Material for this exercise
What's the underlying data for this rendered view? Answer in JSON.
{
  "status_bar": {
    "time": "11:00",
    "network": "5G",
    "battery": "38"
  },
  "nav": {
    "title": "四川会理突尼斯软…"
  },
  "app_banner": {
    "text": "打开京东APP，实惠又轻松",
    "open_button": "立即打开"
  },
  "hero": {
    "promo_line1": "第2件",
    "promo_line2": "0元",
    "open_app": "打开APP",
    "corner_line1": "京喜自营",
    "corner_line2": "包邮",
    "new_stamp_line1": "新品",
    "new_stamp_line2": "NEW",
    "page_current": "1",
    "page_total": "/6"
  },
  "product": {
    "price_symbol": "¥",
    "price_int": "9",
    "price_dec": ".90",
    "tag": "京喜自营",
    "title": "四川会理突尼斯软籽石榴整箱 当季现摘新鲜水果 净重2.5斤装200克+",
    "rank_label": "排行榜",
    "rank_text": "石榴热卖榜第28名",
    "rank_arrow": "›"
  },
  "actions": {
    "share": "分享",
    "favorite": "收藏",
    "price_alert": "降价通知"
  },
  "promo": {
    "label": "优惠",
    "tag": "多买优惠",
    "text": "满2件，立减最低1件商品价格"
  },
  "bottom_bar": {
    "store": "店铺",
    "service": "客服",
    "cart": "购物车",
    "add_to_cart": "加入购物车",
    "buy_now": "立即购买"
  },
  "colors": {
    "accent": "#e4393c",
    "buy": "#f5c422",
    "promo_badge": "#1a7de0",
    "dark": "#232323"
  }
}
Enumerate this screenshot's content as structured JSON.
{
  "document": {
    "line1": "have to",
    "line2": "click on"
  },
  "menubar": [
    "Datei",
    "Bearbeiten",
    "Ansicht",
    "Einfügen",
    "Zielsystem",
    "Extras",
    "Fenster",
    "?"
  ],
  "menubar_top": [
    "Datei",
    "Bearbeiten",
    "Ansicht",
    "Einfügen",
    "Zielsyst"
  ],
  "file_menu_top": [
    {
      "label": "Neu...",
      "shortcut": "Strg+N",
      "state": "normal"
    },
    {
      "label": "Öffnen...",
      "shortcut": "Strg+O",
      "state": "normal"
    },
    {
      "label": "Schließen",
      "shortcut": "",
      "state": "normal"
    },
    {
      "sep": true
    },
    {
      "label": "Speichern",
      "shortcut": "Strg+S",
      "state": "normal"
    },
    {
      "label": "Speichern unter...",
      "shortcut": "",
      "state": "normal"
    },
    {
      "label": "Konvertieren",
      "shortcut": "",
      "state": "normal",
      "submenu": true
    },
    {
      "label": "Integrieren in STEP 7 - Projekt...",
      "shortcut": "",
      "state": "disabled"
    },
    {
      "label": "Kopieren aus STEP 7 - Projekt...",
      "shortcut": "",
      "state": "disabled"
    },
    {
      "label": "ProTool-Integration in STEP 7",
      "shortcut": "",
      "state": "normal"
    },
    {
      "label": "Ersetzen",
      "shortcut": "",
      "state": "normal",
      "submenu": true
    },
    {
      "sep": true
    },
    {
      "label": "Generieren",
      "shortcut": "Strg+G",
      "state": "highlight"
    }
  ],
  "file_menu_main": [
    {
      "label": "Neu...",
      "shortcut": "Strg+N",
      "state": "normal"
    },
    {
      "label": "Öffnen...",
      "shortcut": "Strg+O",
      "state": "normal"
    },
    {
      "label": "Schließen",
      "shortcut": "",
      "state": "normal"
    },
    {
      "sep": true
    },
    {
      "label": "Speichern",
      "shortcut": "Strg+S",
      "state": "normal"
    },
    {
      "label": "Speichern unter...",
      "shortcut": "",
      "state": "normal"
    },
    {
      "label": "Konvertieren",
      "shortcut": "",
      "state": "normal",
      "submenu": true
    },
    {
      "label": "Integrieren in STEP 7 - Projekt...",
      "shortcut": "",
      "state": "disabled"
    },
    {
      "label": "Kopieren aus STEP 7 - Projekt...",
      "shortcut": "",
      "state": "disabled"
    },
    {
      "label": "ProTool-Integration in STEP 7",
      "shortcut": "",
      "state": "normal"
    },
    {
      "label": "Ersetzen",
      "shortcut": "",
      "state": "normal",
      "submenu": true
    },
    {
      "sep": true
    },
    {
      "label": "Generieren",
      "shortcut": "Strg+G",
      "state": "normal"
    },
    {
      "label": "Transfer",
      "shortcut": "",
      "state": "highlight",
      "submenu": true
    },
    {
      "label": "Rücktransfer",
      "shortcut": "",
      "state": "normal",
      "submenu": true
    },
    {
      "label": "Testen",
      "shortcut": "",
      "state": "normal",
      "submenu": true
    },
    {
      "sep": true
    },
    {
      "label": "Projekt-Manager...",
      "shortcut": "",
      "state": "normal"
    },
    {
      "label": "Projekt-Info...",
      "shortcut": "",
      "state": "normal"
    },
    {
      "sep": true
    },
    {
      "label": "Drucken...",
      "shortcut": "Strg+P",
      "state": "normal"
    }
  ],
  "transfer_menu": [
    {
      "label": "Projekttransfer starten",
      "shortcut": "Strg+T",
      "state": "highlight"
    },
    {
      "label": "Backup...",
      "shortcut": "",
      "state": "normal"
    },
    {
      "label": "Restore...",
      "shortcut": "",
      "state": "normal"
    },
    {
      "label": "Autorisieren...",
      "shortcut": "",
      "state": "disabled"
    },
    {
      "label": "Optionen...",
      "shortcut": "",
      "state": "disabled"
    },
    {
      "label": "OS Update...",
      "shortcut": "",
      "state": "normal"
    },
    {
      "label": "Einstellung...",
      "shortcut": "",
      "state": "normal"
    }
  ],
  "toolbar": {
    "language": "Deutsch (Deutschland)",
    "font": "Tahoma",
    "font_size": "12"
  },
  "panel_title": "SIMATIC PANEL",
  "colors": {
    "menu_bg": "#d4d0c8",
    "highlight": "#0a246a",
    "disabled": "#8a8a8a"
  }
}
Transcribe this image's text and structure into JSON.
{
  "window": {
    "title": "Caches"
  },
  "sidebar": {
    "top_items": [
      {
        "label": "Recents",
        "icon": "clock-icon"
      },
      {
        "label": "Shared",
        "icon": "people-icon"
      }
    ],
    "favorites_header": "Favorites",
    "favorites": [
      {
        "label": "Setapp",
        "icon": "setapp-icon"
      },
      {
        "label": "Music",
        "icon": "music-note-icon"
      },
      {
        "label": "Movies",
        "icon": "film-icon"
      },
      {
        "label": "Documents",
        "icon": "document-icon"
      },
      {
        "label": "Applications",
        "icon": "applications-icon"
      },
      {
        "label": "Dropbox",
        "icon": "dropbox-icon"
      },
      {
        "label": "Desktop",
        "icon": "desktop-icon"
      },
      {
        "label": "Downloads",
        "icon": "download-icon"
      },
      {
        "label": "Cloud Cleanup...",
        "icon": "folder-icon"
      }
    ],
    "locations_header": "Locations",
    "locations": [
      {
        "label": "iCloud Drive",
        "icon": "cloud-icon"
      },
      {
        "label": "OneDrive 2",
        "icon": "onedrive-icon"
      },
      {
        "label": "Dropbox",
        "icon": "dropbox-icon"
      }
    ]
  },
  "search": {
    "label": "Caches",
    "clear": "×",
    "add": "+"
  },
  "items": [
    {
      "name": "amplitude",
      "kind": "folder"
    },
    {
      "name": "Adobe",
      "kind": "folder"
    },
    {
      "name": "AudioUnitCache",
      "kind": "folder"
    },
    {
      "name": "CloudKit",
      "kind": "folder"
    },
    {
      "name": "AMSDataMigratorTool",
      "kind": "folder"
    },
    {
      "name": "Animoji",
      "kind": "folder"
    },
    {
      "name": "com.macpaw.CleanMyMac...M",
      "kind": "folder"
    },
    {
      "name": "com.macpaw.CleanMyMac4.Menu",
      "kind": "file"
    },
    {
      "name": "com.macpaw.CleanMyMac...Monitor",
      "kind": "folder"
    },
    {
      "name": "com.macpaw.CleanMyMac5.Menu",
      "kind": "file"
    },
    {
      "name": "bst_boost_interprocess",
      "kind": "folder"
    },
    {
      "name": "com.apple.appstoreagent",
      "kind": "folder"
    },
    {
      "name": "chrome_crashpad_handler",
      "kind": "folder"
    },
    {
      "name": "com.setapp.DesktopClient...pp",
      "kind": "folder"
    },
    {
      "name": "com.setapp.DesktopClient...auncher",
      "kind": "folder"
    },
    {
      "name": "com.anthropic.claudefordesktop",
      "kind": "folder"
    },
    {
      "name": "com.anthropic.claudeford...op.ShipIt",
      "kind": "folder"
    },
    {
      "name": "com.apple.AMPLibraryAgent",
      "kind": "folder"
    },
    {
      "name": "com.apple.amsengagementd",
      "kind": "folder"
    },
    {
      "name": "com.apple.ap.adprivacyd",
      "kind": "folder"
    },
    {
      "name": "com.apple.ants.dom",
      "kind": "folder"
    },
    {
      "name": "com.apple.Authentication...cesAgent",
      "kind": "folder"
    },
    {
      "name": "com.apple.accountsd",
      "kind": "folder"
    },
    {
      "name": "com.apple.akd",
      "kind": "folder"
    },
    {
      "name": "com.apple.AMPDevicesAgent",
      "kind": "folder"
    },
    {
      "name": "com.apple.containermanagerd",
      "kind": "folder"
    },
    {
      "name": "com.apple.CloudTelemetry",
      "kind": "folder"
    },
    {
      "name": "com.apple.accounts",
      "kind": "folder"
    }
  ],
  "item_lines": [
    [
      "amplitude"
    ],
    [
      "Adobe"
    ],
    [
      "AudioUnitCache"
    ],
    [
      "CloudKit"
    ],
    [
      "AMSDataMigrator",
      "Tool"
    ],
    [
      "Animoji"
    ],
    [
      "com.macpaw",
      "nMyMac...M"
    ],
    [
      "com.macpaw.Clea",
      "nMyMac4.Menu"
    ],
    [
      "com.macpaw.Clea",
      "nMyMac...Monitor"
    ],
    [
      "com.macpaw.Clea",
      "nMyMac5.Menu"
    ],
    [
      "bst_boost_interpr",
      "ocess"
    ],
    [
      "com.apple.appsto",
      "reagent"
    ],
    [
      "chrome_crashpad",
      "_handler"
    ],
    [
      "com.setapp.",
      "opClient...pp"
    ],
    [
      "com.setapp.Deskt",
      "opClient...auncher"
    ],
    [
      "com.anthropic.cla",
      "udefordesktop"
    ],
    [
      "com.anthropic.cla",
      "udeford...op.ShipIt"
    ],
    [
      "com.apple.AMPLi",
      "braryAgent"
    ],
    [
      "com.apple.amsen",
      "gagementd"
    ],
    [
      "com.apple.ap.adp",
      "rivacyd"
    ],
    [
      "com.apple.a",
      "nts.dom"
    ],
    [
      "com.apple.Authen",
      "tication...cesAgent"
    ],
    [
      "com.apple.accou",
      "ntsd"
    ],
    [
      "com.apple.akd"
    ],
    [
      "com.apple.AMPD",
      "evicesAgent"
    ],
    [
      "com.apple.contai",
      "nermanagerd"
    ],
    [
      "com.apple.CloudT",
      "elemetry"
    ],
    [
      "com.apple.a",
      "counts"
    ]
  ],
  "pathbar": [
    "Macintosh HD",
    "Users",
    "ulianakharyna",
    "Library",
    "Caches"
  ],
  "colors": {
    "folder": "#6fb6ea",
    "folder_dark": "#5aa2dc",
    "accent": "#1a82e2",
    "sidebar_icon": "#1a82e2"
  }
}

Work to be completed
From the entries above, copy every line where the word "AudioUnitCache" shows up.

Output of the exercise
      "name": "AudioUnitCache",
      "AudioUnitCache"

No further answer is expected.